INSTRUCTION
Your task is to transcribe all of the data below exactly, omitting the images.

BEGIN PROVIDED RECORDS

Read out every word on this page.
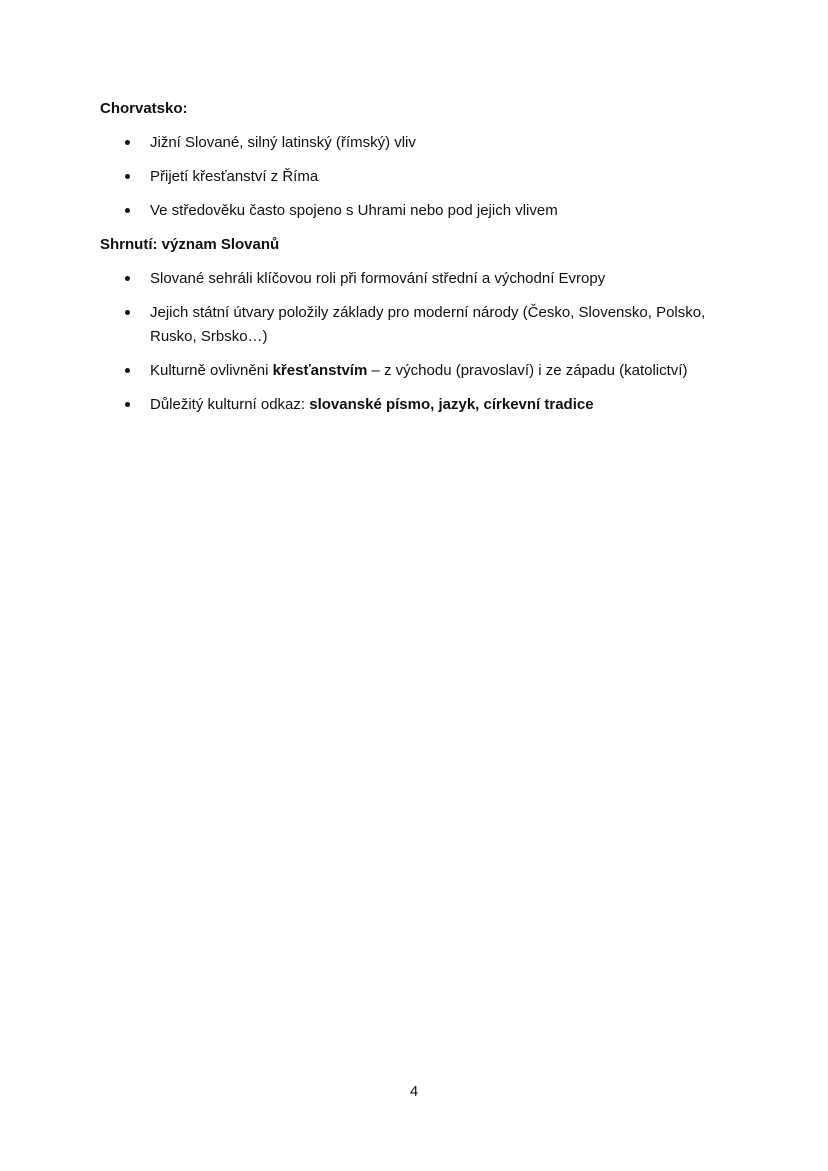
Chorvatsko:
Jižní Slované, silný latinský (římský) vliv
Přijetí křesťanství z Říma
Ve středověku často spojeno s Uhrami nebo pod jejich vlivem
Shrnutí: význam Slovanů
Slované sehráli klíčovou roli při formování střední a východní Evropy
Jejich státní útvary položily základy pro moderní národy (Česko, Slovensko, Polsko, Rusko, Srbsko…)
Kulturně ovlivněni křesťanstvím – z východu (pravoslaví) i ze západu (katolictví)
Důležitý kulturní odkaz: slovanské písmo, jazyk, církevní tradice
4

END PROVIDED RECORDS

COMPLETE RESPONSE
Read out every word on this page.
Chorvatsko:
Jižní Slované, silný latinský (římský) vliv
Přijetí křesťanství z Říma
Ve středověku často spojeno s Uhrami nebo pod jejich vlivem
Shrnutí: význam Slovanů
Slované sehráli klíčovou roli při formování střední a východní Evropy
Jejich státní útvary položily základy pro moderní národy (Česko, Slovensko, Polsko, Rusko, Srbsko…)
Kulturně ovlivněni křesťanstvím – z východu (pravoslaví) i ze západu (katolictví)
Důležitý kulturní odkaz: slovanské písmo, jazyk, církevní tradice
4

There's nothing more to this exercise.